▶ THE TASK
Note each line that includes the word "Stan". Copy those lines.

▶ DATA ROWS
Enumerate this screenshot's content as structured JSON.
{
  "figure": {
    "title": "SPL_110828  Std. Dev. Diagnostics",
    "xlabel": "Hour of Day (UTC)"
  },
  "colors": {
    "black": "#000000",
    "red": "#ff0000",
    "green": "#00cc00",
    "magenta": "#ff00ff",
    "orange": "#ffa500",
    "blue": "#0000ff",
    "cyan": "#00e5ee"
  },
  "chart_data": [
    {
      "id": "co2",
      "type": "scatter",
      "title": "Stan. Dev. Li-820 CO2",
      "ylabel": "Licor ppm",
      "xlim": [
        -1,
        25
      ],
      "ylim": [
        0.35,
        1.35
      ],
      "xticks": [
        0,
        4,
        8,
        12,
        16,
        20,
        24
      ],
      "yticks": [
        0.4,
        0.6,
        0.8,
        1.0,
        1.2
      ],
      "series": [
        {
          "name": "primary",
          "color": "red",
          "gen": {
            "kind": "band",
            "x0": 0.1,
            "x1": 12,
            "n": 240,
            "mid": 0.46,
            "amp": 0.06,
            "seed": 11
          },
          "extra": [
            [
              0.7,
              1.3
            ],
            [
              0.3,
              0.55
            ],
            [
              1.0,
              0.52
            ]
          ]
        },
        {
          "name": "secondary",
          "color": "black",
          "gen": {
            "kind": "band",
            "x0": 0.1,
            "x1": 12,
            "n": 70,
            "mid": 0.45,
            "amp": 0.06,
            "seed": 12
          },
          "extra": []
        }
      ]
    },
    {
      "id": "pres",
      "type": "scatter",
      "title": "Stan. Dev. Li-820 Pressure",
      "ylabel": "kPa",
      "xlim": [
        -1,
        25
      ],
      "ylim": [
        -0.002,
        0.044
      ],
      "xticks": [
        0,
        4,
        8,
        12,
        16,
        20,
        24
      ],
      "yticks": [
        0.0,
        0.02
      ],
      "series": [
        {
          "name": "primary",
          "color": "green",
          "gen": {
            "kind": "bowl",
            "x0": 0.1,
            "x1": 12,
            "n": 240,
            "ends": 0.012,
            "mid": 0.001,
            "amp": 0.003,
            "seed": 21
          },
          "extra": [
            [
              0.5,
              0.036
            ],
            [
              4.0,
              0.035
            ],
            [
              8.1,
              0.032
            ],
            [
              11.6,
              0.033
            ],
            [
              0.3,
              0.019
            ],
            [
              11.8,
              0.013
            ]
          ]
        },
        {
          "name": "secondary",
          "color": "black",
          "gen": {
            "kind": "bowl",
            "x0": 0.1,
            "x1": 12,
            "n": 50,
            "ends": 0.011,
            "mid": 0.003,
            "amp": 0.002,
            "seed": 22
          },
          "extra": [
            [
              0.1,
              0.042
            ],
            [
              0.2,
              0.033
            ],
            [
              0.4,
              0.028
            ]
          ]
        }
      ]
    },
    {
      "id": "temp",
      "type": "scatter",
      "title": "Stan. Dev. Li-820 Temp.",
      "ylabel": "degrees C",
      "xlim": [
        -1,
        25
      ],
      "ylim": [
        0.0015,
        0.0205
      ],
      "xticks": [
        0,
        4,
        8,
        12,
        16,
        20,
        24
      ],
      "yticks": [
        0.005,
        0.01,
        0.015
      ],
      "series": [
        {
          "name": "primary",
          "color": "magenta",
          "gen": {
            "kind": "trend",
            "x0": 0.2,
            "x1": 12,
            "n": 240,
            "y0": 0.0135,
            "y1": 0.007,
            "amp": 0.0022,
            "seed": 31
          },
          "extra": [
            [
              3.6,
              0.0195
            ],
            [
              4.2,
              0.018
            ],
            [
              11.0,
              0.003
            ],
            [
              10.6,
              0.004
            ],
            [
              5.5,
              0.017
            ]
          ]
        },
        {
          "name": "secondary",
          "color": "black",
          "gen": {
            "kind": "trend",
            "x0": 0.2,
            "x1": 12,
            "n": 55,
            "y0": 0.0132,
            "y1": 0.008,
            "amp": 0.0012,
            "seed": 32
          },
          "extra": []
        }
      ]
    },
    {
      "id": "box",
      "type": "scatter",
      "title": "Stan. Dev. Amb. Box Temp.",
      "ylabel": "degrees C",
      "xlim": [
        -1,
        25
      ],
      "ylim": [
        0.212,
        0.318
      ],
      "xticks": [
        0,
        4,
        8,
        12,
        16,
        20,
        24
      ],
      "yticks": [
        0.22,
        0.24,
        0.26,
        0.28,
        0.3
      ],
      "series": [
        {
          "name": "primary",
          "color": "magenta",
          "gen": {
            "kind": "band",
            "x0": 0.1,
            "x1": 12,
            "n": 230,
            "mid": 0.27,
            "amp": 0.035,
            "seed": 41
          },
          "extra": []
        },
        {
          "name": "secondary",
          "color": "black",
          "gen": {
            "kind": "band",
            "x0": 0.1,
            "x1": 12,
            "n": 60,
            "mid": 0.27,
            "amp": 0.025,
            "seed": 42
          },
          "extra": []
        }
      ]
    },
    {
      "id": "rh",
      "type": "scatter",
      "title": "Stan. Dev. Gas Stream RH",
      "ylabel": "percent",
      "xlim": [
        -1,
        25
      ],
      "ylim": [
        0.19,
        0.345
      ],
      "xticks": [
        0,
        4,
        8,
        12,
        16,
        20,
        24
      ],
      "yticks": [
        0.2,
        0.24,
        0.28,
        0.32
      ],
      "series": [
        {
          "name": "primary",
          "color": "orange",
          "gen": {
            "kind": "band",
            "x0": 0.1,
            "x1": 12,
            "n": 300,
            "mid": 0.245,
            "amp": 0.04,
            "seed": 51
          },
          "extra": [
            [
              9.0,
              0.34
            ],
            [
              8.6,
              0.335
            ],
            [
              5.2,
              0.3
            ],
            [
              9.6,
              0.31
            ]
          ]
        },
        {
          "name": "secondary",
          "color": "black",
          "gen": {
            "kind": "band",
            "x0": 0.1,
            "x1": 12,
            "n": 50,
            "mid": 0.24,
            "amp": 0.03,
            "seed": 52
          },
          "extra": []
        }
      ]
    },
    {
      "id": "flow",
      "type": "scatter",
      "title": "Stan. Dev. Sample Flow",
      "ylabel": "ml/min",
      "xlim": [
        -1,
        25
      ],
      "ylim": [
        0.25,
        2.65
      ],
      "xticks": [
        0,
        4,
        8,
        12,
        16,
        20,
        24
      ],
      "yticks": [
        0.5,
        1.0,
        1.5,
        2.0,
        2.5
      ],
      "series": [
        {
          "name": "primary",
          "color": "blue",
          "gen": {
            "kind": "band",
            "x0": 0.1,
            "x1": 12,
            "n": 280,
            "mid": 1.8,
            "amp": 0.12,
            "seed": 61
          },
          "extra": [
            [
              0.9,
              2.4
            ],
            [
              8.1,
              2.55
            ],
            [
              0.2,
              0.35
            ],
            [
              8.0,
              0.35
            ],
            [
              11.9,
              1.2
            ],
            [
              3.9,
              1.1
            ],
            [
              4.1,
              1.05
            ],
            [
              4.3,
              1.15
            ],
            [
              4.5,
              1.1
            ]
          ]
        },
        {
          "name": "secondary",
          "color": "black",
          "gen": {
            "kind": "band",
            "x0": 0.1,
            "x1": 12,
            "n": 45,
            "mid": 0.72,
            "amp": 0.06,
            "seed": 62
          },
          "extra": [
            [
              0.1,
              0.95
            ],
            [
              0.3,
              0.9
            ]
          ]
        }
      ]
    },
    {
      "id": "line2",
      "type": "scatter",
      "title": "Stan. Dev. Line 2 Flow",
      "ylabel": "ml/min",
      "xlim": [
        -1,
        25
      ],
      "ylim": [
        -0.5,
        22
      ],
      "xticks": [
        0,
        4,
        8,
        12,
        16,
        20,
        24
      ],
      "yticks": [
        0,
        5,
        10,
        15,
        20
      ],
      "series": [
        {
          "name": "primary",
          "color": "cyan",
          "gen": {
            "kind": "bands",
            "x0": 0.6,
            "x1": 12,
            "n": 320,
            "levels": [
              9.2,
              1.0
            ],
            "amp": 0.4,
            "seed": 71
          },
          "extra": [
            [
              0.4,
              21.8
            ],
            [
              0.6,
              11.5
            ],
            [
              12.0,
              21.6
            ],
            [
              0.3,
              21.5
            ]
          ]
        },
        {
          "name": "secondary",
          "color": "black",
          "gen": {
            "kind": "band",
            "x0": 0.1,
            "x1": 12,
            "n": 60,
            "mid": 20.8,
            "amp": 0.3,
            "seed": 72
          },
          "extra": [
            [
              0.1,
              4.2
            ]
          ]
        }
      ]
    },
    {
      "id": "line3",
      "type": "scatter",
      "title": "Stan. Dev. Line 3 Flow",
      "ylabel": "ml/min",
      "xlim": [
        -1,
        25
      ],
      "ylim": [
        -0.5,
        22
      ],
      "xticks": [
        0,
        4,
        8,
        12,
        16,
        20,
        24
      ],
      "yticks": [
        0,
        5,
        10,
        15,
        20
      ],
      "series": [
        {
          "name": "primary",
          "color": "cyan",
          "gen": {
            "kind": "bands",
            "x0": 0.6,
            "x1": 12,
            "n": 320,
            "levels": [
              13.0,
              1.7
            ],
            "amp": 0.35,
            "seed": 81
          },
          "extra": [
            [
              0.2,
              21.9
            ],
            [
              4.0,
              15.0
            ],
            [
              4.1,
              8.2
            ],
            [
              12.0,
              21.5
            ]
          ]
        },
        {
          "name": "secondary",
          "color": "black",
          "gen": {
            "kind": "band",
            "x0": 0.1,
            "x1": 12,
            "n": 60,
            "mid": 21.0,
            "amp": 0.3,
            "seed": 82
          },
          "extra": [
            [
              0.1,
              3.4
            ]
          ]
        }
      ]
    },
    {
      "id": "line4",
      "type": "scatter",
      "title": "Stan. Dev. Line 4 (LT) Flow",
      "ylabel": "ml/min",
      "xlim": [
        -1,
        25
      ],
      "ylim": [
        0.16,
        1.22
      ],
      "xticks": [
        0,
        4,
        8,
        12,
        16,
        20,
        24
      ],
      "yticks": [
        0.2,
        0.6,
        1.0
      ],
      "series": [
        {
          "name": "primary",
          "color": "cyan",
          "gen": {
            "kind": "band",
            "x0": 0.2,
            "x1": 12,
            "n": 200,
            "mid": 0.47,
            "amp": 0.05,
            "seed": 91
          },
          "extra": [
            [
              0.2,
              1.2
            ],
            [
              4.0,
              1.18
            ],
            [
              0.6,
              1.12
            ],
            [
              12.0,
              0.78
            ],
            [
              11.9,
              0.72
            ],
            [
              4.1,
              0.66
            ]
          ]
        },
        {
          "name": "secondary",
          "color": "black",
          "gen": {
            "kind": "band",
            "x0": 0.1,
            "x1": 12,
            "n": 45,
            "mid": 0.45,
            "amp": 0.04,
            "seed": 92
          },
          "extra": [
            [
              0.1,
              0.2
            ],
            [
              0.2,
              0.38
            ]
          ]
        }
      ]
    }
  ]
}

▶ OUTPUT
      "title": "Stan. Dev. Li-820 CO2",
      "title": "Stan. Dev. Li-820 Pressure",
      "title": "Stan. Dev. Li-820 Temp.",
      "title": "Stan. Dev. Amb. Box Temp.",
      "title": "Stan. Dev. Gas Stream RH",
      "title": "Stan. Dev. Sample Flow",
      "title": "Stan. Dev. Line 2 Flow",
      "title": "Stan. Dev. Line 3 Flow",
      "title": "Stan. Dev. Line 4 (LT) Flow",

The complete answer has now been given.